--- Start of DATA SUPPLIED ---

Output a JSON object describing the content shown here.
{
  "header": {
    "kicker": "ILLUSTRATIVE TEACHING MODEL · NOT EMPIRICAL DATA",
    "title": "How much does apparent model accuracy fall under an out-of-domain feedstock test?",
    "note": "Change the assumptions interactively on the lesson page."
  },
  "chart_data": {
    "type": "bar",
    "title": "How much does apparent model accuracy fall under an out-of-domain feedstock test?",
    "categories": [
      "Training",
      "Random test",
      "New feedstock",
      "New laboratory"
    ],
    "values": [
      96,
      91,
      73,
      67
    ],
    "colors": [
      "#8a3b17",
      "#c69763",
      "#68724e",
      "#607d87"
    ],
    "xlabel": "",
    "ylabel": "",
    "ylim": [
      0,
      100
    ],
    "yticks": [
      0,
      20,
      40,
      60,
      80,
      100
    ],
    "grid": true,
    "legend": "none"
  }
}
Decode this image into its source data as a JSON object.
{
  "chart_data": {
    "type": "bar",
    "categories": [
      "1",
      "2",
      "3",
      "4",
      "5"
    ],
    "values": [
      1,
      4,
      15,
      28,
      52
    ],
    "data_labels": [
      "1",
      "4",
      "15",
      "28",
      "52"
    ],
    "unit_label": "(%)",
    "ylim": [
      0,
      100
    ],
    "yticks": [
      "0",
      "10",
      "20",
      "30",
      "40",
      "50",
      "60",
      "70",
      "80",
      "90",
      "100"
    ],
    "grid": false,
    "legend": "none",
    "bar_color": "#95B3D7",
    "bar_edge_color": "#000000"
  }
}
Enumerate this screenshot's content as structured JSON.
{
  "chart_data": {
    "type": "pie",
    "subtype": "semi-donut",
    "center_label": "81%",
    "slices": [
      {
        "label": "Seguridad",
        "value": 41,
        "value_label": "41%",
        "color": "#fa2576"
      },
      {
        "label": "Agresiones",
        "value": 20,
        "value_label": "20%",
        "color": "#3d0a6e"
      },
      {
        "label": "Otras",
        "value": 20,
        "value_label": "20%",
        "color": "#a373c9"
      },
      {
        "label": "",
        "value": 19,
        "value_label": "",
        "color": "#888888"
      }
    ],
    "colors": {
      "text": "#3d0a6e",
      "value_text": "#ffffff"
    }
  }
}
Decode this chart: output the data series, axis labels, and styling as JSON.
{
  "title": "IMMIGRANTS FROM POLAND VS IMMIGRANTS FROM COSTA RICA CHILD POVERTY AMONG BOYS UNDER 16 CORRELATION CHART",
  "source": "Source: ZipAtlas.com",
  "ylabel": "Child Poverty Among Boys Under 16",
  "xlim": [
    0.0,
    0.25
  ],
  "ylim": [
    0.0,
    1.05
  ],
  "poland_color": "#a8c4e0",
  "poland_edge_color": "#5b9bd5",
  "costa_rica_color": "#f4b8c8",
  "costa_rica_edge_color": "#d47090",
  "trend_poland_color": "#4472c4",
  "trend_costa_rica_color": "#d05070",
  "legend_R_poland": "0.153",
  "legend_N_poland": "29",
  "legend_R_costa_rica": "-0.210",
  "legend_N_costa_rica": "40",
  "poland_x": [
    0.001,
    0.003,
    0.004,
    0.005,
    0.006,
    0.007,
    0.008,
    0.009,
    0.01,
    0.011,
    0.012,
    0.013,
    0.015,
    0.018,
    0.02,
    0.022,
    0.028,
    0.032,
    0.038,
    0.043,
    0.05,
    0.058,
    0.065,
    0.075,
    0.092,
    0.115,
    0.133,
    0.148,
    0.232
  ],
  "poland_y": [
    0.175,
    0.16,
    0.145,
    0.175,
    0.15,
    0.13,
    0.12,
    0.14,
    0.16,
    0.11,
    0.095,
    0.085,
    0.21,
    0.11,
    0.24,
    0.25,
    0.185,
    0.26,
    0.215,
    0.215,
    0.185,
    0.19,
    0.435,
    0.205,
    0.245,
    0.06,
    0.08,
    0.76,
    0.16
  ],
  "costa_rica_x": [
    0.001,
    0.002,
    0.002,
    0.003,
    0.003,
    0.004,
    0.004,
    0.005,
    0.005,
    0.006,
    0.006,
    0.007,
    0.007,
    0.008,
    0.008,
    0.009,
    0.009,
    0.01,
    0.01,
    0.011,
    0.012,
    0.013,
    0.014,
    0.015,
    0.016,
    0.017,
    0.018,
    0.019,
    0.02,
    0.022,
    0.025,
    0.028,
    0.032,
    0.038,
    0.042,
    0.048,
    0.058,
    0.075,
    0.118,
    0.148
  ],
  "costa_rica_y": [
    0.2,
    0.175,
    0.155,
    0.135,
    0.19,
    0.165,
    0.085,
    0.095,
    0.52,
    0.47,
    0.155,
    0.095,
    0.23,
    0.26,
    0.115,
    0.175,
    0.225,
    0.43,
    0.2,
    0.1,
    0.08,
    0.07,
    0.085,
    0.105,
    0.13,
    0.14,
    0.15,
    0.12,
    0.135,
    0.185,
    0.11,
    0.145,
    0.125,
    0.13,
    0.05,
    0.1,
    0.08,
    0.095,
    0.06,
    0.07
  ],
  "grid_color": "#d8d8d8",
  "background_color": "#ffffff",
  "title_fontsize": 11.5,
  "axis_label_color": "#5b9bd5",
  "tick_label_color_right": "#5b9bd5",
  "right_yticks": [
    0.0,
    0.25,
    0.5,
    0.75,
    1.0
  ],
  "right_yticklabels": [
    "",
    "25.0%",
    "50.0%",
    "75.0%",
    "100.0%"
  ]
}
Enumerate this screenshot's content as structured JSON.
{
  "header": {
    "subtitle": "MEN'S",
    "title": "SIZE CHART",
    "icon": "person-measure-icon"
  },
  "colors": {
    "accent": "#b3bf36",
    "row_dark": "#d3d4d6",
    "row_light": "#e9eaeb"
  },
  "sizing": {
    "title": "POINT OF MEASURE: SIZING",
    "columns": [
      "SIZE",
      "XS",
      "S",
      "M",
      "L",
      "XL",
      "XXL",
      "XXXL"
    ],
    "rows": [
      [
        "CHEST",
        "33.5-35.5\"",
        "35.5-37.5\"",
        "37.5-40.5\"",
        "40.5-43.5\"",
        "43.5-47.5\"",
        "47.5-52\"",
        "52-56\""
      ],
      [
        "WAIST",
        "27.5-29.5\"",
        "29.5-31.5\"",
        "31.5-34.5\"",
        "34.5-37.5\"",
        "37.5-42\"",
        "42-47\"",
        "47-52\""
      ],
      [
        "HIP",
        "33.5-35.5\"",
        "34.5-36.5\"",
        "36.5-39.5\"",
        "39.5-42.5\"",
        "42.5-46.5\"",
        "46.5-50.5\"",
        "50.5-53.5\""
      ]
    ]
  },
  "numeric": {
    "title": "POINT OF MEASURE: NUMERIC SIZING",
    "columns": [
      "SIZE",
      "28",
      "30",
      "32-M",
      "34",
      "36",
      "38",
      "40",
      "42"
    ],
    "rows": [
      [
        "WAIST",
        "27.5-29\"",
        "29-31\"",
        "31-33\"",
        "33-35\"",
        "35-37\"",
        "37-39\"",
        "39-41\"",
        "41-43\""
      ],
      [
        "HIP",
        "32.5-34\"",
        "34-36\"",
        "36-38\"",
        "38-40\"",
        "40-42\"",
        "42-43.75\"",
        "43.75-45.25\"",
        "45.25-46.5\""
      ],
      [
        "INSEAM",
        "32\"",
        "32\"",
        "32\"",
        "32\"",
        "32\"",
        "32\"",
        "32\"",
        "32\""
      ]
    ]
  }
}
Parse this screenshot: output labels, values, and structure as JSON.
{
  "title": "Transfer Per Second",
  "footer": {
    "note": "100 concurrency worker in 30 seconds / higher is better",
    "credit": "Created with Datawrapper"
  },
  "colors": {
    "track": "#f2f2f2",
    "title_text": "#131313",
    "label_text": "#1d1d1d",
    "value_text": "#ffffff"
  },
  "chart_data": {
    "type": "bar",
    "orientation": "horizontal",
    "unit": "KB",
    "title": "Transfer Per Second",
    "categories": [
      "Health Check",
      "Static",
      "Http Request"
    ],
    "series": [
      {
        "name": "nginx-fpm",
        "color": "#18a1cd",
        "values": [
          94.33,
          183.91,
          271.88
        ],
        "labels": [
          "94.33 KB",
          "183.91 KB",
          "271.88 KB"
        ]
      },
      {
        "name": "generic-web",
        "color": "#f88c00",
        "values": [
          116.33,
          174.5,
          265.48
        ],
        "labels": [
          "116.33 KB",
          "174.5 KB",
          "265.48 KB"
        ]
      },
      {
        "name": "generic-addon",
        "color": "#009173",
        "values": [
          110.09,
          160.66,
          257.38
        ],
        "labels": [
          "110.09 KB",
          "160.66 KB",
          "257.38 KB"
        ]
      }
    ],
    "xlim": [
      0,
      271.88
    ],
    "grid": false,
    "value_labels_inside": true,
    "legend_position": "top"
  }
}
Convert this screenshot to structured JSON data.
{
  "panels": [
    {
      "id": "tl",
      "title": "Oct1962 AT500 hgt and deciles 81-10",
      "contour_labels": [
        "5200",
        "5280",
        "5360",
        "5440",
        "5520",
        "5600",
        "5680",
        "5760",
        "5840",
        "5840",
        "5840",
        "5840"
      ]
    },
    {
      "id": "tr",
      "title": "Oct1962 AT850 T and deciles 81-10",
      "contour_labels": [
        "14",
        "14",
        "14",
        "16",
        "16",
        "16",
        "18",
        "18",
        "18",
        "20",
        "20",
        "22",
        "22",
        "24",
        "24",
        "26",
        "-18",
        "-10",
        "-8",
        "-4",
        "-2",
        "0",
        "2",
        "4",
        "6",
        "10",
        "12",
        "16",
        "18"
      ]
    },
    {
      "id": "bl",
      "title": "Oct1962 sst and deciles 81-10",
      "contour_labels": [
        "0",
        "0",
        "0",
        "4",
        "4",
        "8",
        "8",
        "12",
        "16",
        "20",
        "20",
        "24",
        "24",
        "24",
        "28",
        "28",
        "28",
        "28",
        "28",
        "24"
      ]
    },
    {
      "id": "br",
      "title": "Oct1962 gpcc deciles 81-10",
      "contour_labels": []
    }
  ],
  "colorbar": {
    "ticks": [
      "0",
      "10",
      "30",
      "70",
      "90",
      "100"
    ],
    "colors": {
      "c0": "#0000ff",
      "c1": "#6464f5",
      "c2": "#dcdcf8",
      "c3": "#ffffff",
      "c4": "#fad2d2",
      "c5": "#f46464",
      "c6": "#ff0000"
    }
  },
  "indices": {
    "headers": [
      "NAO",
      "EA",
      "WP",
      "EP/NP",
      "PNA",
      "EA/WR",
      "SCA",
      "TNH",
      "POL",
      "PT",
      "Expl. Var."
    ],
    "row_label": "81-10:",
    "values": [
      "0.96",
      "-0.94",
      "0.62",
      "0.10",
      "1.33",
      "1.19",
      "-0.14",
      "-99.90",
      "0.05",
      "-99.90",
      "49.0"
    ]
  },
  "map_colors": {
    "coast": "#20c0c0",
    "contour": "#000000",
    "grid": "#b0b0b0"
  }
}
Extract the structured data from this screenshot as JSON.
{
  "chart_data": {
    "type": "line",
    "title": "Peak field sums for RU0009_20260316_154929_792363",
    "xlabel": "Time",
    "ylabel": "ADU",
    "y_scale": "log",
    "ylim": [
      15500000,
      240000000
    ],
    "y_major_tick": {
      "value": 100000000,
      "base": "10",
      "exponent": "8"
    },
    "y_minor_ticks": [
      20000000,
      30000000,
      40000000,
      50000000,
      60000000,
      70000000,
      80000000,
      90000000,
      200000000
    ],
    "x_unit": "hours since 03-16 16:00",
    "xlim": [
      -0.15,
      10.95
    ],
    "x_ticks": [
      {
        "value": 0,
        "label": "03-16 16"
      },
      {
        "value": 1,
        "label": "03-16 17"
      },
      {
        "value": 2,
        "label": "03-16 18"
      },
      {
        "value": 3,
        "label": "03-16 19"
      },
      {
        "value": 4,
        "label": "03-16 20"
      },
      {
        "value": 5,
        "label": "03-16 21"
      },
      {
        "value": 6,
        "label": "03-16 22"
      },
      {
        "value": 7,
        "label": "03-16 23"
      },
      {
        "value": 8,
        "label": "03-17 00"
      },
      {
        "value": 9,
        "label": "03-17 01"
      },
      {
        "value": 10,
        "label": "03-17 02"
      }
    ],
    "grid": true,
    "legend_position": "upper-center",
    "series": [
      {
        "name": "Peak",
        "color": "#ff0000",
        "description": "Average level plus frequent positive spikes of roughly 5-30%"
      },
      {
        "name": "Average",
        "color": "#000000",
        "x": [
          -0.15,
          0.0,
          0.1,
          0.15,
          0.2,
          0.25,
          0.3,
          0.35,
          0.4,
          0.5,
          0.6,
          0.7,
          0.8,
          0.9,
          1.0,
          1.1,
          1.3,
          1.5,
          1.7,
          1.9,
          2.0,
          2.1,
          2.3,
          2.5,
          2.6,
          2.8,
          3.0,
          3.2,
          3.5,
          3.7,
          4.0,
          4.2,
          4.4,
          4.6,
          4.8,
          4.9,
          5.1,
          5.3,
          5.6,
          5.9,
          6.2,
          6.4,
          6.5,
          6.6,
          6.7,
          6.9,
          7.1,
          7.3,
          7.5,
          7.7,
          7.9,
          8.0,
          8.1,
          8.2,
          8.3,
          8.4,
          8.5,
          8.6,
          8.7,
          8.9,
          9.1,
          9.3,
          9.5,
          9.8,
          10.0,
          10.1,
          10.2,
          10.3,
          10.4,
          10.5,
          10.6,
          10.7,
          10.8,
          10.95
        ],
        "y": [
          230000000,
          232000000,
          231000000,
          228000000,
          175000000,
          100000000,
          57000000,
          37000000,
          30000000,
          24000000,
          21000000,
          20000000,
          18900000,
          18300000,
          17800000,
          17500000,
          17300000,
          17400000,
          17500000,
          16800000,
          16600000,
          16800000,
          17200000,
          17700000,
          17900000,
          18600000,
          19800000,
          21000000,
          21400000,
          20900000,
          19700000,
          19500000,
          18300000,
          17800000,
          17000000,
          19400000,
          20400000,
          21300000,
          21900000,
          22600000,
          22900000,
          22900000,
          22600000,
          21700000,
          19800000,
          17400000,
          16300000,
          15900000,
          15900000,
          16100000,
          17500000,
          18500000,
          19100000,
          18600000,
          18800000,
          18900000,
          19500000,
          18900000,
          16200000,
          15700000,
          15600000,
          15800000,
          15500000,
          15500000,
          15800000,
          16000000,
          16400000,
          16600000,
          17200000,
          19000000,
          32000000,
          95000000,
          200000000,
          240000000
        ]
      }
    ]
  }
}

--- End of DATA SUPPLIED ---

**WHAT IS BEING ASKED**
Lines containing the word "generic" must all be returned from the material above.

**THE ANSWER**
        "name": "generic-web",
        "name": "generic-addon",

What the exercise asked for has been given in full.